_Task description_: Your task is to repeat the entries exactly. Leave the pictures out.

-- Start Data records --

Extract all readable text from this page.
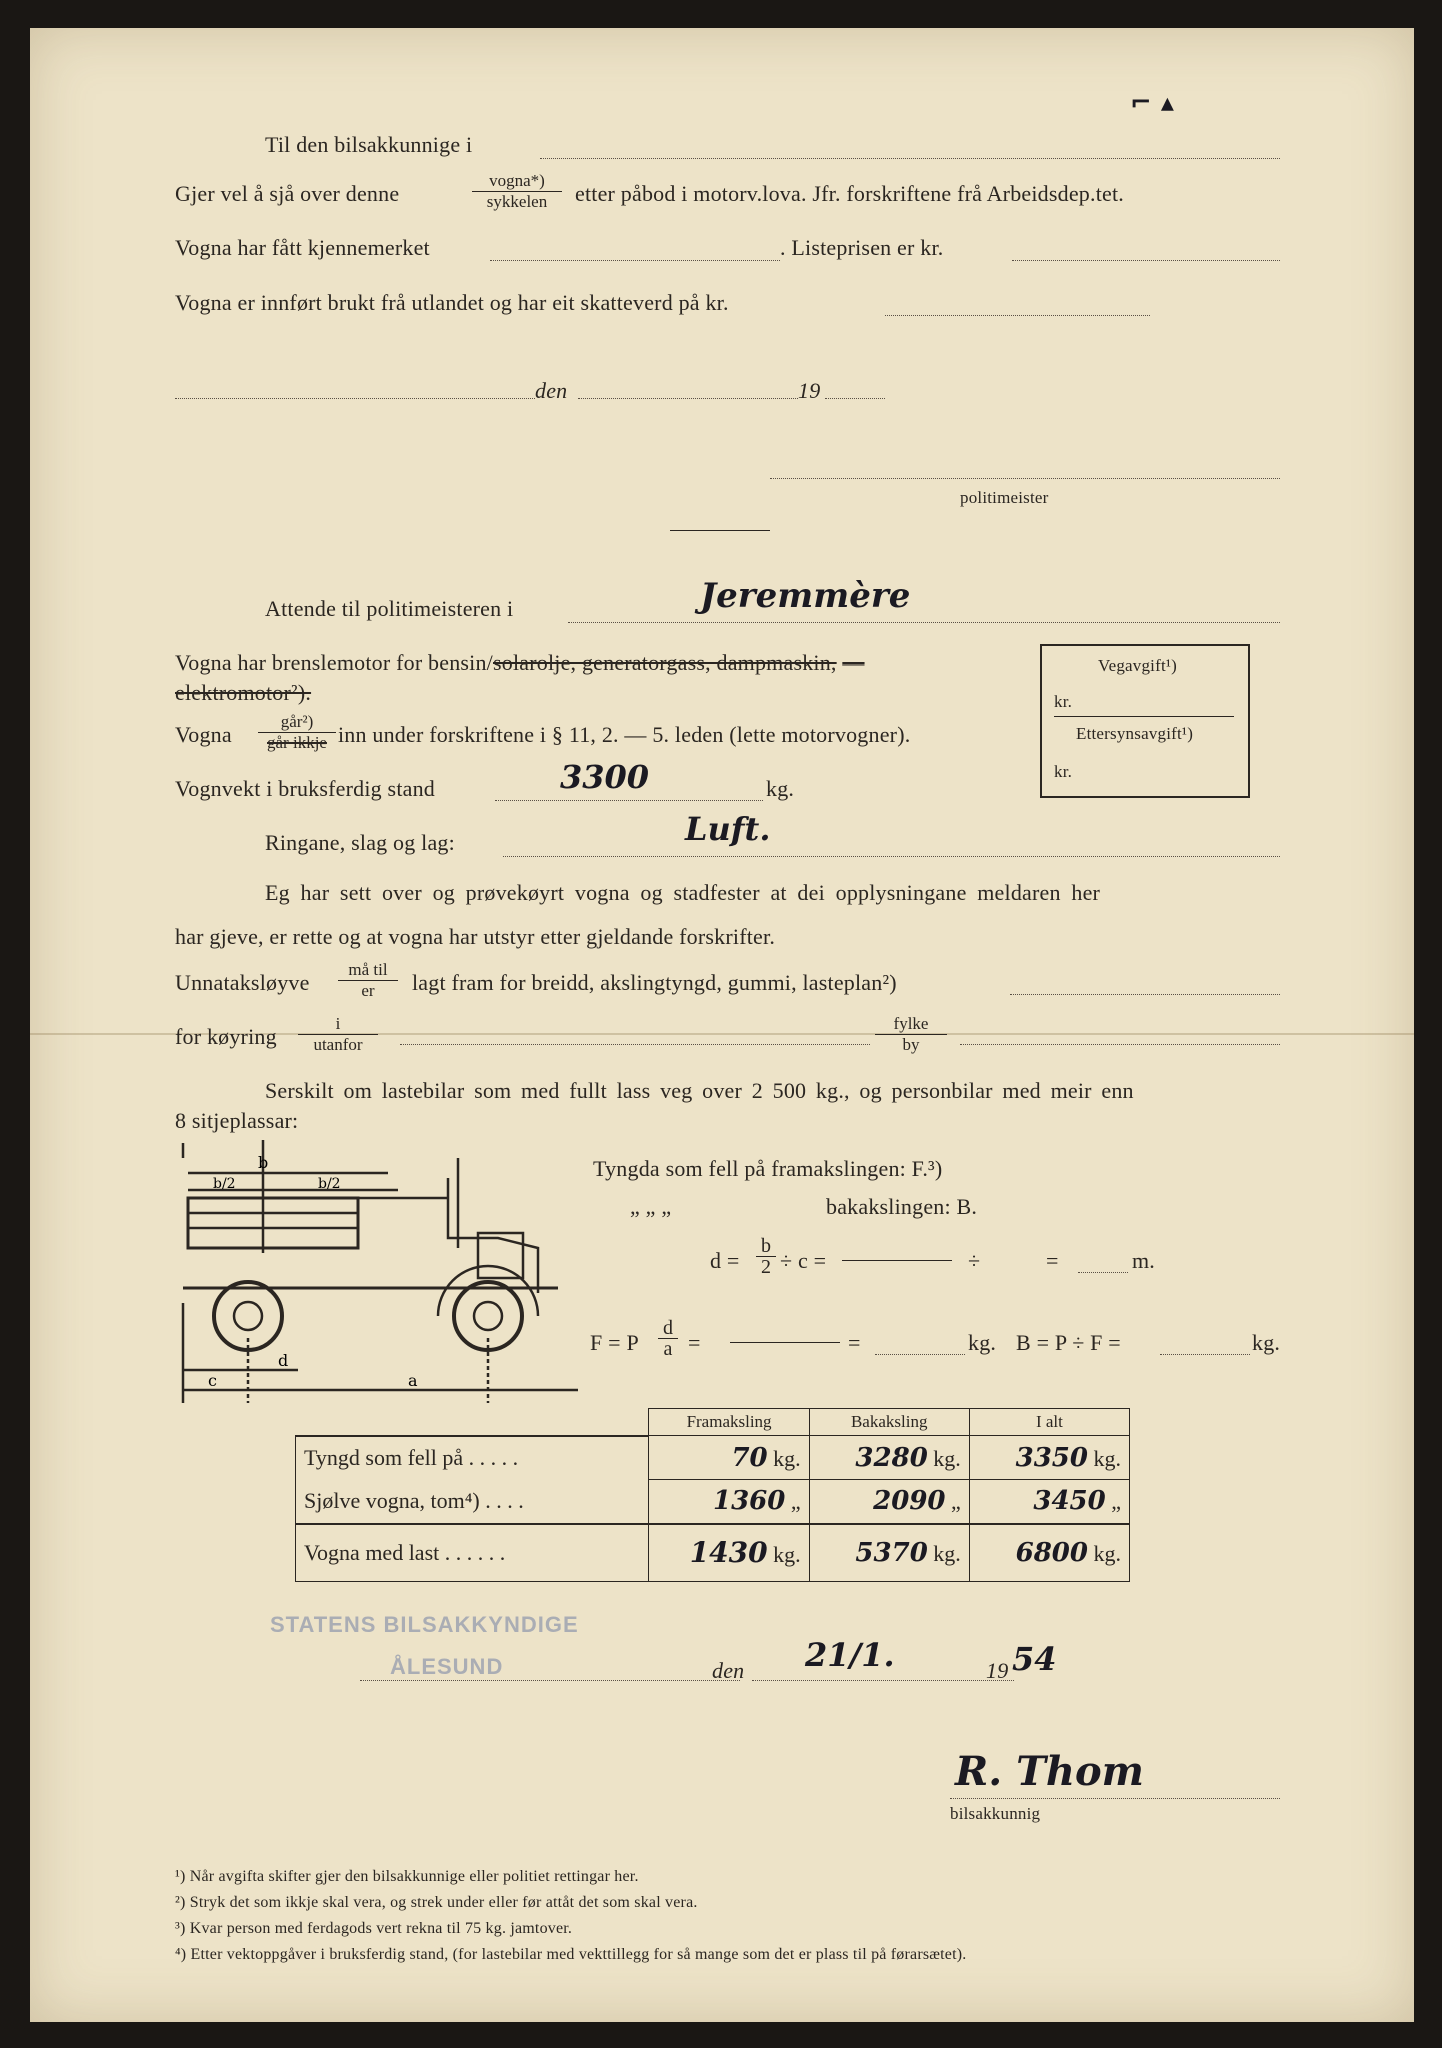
⌐ ▴
Til den bilsakkunnige i
Gjer vel å sjå over denne
vogna*)
sykkelen	etter påbod i motorv.lova. Jfr. forskriftene frå Arbeidsdep.tet.
Vogna har fått kjennemerket	. Listeprisen er kr.
Vogna er innført brukt frå utlandet og har eit skatteverd på kr.
den	19
politimeister
Attende til politimeisteren i	Jeremmère
Vogna har brenslemotor for bensin/solarolje, generatorgass, dampmaskin, —
elektromotor²).
Vegavgift¹)
kr.
Ettersynsavgift¹)
kr.
Vogna
går²)
går ikkje inn under forskriftene i § 11, 2. — 5. leden (lette motorvogner).
Vognvekt i bruksferdig stand	3300	kg.
Ringane, slag og lag:	Luft.
Eg har sett over og prøvekøyrt vogna og stadfester at dei opplysningane meldaren her
har gjeve, er rette og at vogna har utstyr etter gjeldande forskrifter.
Unnataksløyve
må til
er	lagt fram for breidd, akslingtyngd, gummi, lasteplan²)
for køyring
i
utanfor
fylke
by
Serskilt om lastebilar som med fullt lass veg over 2 500 kg., og personbilar med meir enn
8 sitjeplassar:
b
b/2	b/2
d
c	a
Tyngda som fell på framakslingen: F.³)
„ „ „	bakakslingen: B.
$d = \frac{b}{2} \div c$ =	÷	=	m.
F = P $\frac{d}{a}$ =	=	kg. B = P ÷ F =	kg.
	Framaksling	Bakaksling	I alt
Tyngd som fell på . . . . .	70 kg.	3280 kg.	3350 kg.
Sjølve vogna, tom⁴) . . . .	1360 „	2090 „	3450 „
Vogna med last . . . . . .	1430 kg.	5370 kg.	6800 kg.
STATENS BILSAKKYNDIGE
ÅLESUND	den 21/1.	19 54
R. Thom
bilsakkunnig
¹) Når avgifta skifter gjer den bilsakkunnige eller politiet rettingar her.
²) Stryk det som ikkje skal vera, og strek under eller før attåt det som skal vera.
³) Kvar person med ferdagods vert rekna til 75 kg. jamtover.
⁴) Etter vektoppgåver i bruksferdig stand, (for lastebilar med vekttillegg for så mange som det er plass til på førarsætet).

-- End Data records --

_Response to the task_:
Extract all readable text from this page.
⌐ ▴
Til den bilsakkunnige i
Gjer vel å sjå over denne
vogna*)
sykkelen	etter påbod i motorv.lova. Jfr. forskriftene frå Arbeidsdep.tet.
Vogna har fått kjennemerket	. Listeprisen er kr.
Vogna er innført brukt frå utlandet og har eit skatteverd på kr.
den	19
politimeister
Attende til politimeisteren i	Jeremmère
Vogna har brenslemotor for bensin/solarolje, generatorgass, dampmaskin, —
elektromotor²).
Vegavgift¹)
kr.
Ettersynsavgift¹)
kr.
Vogna
går²)
går ikkje inn under forskriftene i § 11, 2. — 5. leden (lette motorvogner).
Vognvekt i bruksferdig stand	3300	kg.
Ringane, slag og lag:	Luft.
Eg har sett over og prøvekøyrt vogna og stadfester at dei opplysningane meldaren her
har gjeve, er rette og at vogna har utstyr etter gjeldande forskrifter.
Unnataksløyve
må til
er	lagt fram for breidd, akslingtyngd, gummi, lasteplan²)
for køyring
i
utanfor
fylke
by
Serskilt om lastebilar som med fullt lass veg over 2 500 kg., og personbilar med meir enn
8 sitjeplassar:
b
b/2	b/2
d
c	a
Tyngda som fell på framakslingen: F.³)
„ „ „	bakakslingen: B.
$d = \frac{b}{2} \div c$ =	÷	=	m.
F = P $\frac{d}{a}$ =	=	kg. B = P ÷ F =	kg.
	Framaksling	Bakaksling	I alt
Tyngd som fell på . . . . .	70 kg.	3280 kg.	3350 kg.
Sjølve vogna, tom⁴) . . . .	1360 „	2090 „	3450 „
Vogna med last . . . . . .	1430 kg.	5370 kg.	6800 kg.
STATENS BILSAKKYNDIGE
ÅLESUND	den 21/1.	19 54
R. Thom
bilsakkunnig
¹) Når avgifta skifter gjer den bilsakkunnige eller politiet rettingar her.
²) Stryk det som ikkje skal vera, og strek under eller før attåt det som skal vera.
³) Kvar person med ferdagods vert rekna til 75 kg. jamtover.
⁴) Etter vektoppgåver i bruksferdig stand, (for lastebilar med vekttillegg for så mange som det er plass til på førarsætet).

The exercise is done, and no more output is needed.